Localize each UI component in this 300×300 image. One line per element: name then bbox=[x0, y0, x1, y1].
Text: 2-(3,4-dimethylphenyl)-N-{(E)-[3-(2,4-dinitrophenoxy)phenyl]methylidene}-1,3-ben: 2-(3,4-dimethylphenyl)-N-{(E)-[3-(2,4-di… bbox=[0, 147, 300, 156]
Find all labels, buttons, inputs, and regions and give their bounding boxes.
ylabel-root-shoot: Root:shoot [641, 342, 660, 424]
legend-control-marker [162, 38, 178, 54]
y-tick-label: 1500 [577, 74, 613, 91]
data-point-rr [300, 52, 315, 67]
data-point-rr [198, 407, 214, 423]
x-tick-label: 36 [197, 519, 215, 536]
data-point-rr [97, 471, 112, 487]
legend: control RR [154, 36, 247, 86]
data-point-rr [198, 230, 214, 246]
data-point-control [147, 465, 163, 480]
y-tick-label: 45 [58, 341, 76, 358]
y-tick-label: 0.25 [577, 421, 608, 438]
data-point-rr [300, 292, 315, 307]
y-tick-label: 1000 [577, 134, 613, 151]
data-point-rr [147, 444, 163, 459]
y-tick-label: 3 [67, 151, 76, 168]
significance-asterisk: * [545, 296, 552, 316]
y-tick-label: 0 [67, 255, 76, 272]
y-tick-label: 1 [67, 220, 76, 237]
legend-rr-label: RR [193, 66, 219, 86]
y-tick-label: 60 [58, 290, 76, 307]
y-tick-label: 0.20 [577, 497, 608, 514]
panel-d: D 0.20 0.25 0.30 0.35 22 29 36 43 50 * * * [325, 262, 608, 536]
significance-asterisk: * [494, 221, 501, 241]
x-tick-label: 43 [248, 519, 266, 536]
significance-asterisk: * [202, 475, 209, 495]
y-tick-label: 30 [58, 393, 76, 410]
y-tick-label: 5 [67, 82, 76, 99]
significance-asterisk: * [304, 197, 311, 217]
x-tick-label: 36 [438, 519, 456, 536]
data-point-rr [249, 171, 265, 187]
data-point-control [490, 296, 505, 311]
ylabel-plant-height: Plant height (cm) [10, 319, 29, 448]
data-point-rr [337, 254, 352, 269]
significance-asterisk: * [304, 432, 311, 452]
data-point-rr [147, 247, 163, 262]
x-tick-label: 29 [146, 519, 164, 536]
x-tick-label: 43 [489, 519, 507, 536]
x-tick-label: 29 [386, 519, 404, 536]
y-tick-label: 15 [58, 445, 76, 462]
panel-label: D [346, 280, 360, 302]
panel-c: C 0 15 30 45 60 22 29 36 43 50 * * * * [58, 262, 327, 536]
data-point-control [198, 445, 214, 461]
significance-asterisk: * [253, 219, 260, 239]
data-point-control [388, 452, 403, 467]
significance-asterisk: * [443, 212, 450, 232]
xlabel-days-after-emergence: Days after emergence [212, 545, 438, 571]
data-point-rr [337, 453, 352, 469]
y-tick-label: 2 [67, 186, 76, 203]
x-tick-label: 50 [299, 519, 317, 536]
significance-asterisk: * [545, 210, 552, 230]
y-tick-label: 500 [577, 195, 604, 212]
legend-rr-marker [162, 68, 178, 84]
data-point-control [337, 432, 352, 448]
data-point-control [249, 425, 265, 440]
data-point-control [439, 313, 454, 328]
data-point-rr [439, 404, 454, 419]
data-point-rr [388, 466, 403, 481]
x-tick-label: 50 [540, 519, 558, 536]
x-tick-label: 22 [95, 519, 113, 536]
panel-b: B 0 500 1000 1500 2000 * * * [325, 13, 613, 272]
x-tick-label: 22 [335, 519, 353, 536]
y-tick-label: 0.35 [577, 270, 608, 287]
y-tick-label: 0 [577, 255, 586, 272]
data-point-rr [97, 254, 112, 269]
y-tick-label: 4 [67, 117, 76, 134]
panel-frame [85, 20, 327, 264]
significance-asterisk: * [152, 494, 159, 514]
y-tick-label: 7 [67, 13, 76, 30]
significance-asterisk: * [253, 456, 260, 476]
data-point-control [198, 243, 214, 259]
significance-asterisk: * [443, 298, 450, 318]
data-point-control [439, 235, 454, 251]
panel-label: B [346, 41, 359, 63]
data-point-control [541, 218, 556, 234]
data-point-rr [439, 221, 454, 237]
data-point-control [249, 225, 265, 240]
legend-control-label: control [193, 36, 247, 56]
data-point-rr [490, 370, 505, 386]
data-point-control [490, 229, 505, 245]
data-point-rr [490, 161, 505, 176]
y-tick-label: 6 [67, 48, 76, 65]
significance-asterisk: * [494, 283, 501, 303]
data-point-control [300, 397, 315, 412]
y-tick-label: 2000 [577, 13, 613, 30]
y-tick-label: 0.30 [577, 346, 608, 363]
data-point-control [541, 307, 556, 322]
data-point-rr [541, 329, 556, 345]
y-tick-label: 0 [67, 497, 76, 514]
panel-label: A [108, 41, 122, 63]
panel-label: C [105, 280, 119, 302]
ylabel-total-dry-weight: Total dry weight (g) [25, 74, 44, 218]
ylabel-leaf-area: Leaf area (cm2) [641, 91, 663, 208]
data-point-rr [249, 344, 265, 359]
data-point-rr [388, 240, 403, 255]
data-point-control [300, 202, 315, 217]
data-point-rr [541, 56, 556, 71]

- [GOAL] Retype every line of the entries above with nothing altered.

- [OUTPUT]
Localize each UI component in this 300×300 image. One line per element: name then bbox=[x0, y0, x1, y1].
Text: 2-(3,4-dimethylphenyl)-N-{(E)-[3-(2,4-dinitrophenoxy)phenyl]methylidene}-1,3-ben: 2-(3,4-dimethylphenyl)-N-{(E)-[3-(2,4-di… bbox=[0, 147, 300, 156]
Find all labels, buttons, inputs, and regions and give their bounding boxes.
ylabel-root-shoot: Root:shoot [641, 342, 660, 424]
legend-control-marker [162, 38, 178, 54]
y-tick-label: 1500 [577, 74, 613, 91]
data-point-rr [300, 52, 315, 67]
data-point-rr [198, 407, 214, 423]
x-tick-label: 36 [197, 519, 215, 536]
data-point-rr [97, 471, 112, 487]
legend: control RR [154, 36, 247, 86]
data-point-rr [198, 230, 214, 246]
data-point-control [147, 465, 163, 480]
y-tick-label: 45 [58, 341, 76, 358]
y-tick-label: 0.25 [577, 421, 608, 438]
data-point-rr [300, 292, 315, 307]
y-tick-label: 1000 [577, 134, 613, 151]
data-point-rr [147, 444, 163, 459]
y-tick-label: 3 [67, 151, 76, 168]
significance-asterisk: * [545, 296, 552, 316]
y-tick-label: 0 [67, 255, 76, 272]
y-tick-label: 1 [67, 220, 76, 237]
legend-rr-label: RR [193, 66, 219, 86]
y-tick-label: 60 [58, 290, 76, 307]
y-tick-label: 0.20 [577, 497, 608, 514]
panel-d: D 0.20 0.25 0.30 0.35 22 29 36 43 50 * * * [325, 262, 608, 536]
significance-asterisk: * [494, 221, 501, 241]
x-tick-label: 43 [248, 519, 266, 536]
significance-asterisk: * [202, 475, 209, 495]
y-tick-label: 30 [58, 393, 76, 410]
y-tick-label: 5 [67, 82, 76, 99]
significance-asterisk: * [304, 197, 311, 217]
x-tick-label: 36 [438, 519, 456, 536]
data-point-rr [249, 171, 265, 187]
data-point-control [490, 296, 505, 311]
ylabel-plant-height: Plant height (cm) [10, 319, 29, 448]
data-point-rr [337, 254, 352, 269]
significance-asterisk: * [304, 432, 311, 452]
data-point-rr [147, 247, 163, 262]
x-tick-label: 29 [146, 519, 164, 536]
x-tick-label: 43 [489, 519, 507, 536]
x-tick-label: 29 [386, 519, 404, 536]
y-tick-label: 15 [58, 445, 76, 462]
panel-label: D [346, 280, 360, 302]
panel-c: C 0 15 30 45 60 22 29 36 43 50 * * * * [58, 262, 327, 536]
data-point-control [198, 445, 214, 461]
significance-asterisk: * [253, 219, 260, 239]
data-point-control [388, 452, 403, 467]
significance-asterisk: * [443, 212, 450, 232]
xlabel-days-after-emergence: Days after emergence [212, 545, 438, 571]
data-point-rr [337, 453, 352, 469]
y-tick-label: 2 [67, 186, 76, 203]
x-tick-label: 50 [299, 519, 317, 536]
significance-asterisk: * [545, 210, 552, 230]
y-tick-label: 500 [577, 195, 604, 212]
legend-rr-marker [162, 68, 178, 84]
data-point-control [337, 432, 352, 448]
data-point-control [249, 425, 265, 440]
data-point-control [439, 313, 454, 328]
data-point-rr [439, 404, 454, 419]
data-point-rr [388, 466, 403, 481]
x-tick-label: 50 [540, 519, 558, 536]
x-tick-label: 22 [95, 519, 113, 536]
panel-b: B 0 500 1000 1500 2000 * * * [325, 13, 613, 272]
x-tick-label: 22 [335, 519, 353, 536]
y-tick-label: 0.35 [577, 270, 608, 287]
y-tick-label: 0 [577, 255, 586, 272]
data-point-rr [97, 254, 112, 269]
y-tick-label: 4 [67, 117, 76, 134]
panel-frame [85, 20, 327, 264]
significance-asterisk: * [152, 494, 159, 514]
y-tick-label: 7 [67, 13, 76, 30]
significance-asterisk: * [253, 456, 260, 476]
data-point-control [198, 243, 214, 259]
significance-asterisk: * [443, 298, 450, 318]
data-point-control [439, 235, 454, 251]
panel-label: B [346, 41, 359, 63]
data-point-control [541, 218, 556, 234]
data-point-rr [439, 221, 454, 237]
data-point-control [249, 225, 265, 240]
legend-control-label: control [193, 36, 247, 56]
data-point-rr [490, 370, 505, 386]
data-point-control [490, 229, 505, 245]
data-point-rr [490, 161, 505, 176]
y-tick-label: 6 [67, 48, 76, 65]
significance-asterisk: * [494, 283, 501, 303]
data-point-control [300, 397, 315, 412]
y-tick-label: 2000 [577, 13, 613, 30]
y-tick-label: 0.30 [577, 346, 608, 363]
data-point-control [541, 307, 556, 322]
data-point-rr [541, 329, 556, 345]
y-tick-label: 0 [67, 497, 76, 514]
panel-label: A [108, 41, 122, 63]
panel-label: C [105, 280, 119, 302]
ylabel-total-dry-weight: Total dry weight (g) [25, 74, 44, 218]
ylabel-leaf-area: Leaf area (cm2) [641, 91, 663, 208]
data-point-rr [249, 344, 265, 359]
data-point-rr [388, 240, 403, 255]
data-point-control [300, 202, 315, 217]
data-point-rr [541, 56, 556, 71]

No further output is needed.